- **AIM OF THE TASK**:
Every line of the material below should be repeated exactly.

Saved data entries
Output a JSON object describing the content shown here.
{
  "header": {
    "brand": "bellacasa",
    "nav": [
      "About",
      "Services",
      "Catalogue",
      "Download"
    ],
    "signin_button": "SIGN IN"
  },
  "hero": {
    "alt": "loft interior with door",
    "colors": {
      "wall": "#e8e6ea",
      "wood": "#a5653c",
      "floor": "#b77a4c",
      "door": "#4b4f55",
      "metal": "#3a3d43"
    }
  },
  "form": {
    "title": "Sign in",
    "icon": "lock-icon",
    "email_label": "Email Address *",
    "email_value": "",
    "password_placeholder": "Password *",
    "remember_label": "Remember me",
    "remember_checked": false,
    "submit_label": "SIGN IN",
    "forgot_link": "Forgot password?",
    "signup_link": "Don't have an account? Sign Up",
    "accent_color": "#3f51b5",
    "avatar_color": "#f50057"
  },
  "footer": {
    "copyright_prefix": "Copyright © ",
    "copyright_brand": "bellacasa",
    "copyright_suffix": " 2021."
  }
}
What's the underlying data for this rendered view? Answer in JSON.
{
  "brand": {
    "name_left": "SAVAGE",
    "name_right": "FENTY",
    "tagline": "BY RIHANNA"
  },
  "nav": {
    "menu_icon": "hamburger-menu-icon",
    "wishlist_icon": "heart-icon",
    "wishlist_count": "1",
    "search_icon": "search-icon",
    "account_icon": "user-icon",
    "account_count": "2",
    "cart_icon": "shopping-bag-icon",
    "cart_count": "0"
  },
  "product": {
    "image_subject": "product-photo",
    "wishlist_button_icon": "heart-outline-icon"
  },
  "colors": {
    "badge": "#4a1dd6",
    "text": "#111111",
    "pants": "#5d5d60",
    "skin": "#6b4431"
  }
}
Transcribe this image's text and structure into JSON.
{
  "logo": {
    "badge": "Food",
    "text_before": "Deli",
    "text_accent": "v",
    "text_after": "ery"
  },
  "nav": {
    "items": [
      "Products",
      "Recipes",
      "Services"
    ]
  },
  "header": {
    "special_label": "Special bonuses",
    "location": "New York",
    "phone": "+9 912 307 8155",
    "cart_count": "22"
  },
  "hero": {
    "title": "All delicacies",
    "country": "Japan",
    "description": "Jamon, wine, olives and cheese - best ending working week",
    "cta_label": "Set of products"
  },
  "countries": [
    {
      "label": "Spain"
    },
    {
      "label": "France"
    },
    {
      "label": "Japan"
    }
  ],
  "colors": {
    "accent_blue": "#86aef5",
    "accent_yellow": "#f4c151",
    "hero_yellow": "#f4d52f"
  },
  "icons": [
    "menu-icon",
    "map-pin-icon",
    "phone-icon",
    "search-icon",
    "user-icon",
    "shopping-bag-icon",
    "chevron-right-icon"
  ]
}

- **COMPLETE ANSWER**:
Output a JSON object describing the content shown here.
{
  "header": {
    "brand": "bellacasa",
    "nav": [
      "About",
      "Services",
      "Catalogue",
      "Download"
    ],
    "signin_button": "SIGN IN"
  },
  "hero": {
    "alt": "loft interior with door",
    "colors": {
      "wall": "#e8e6ea",
      "wood": "#a5653c",
      "floor": "#b77a4c",
      "door": "#4b4f55",
      "metal": "#3a3d43"
    }
  },
  "form": {
    "title": "Sign in",
    "icon": "lock-icon",
    "email_label": "Email Address *",
    "email_value": "",
    "password_placeholder": "Password *",
    "remember_label": "Remember me",
    "remember_checked": false,
    "submit_label": "SIGN IN",
    "forgot_link": "Forgot password?",
    "signup_link": "Don't have an account? Sign Up",
    "accent_color": "#3f51b5",
    "avatar_color": "#f50057"
  },
  "footer": {
    "copyright_prefix": "Copyright © ",
    "copyright_brand": "bellacasa",
    "copyright_suffix": " 2021."
  }
}
What's the underlying data for this rendered view? Answer in JSON.
{
  "brand": {
    "name_left": "SAVAGE",
    "name_right": "FENTY",
    "tagline": "BY RIHANNA"
  },
  "nav": {
    "menu_icon": "hamburger-menu-icon",
    "wishlist_icon": "heart-icon",
    "wishlist_count": "1",
    "search_icon": "search-icon",
    "account_icon": "user-icon",
    "account_count": "2",
    "cart_icon": "shopping-bag-icon",
    "cart_count": "0"
  },
  "product": {
    "image_subject": "product-photo",
    "wishlist_button_icon": "heart-outline-icon"
  },
  "colors": {
    "badge": "#4a1dd6",
    "text": "#111111",
    "pants": "#5d5d60",
    "skin": "#6b4431"
  }
}
Transcribe this image's text and structure into JSON.
{
  "logo": {
    "badge": "Food",
    "text_before": "Deli",
    "text_accent": "v",
    "text_after": "ery"
  },
  "nav": {
    "items": [
      "Products",
      "Recipes",
      "Services"
    ]
  },
  "header": {
    "special_label": "Special bonuses",
    "location": "New York",
    "phone": "+9 912 307 8155",
    "cart_count": "22"
  },
  "hero": {
    "title": "All delicacies",
    "country": "Japan",
    "description": "Jamon, wine, olives and cheese - best ending working week",
    "cta_label": "Set of products"
  },
  "countries": [
    {
      "label": "Spain"
    },
    {
      "label": "France"
    },
    {
      "label": "Japan"
    }
  ],
  "colors": {
    "accent_blue": "#86aef5",
    "accent_yellow": "#f4c151",
    "hero_yellow": "#f4d52f"
  },
  "icons": [
    "menu-icon",
    "map-pin-icon",
    "phone-icon",
    "search-icon",
    "user-icon",
    "shopping-bag-icon",
    "chevron-right-icon"
  ]
}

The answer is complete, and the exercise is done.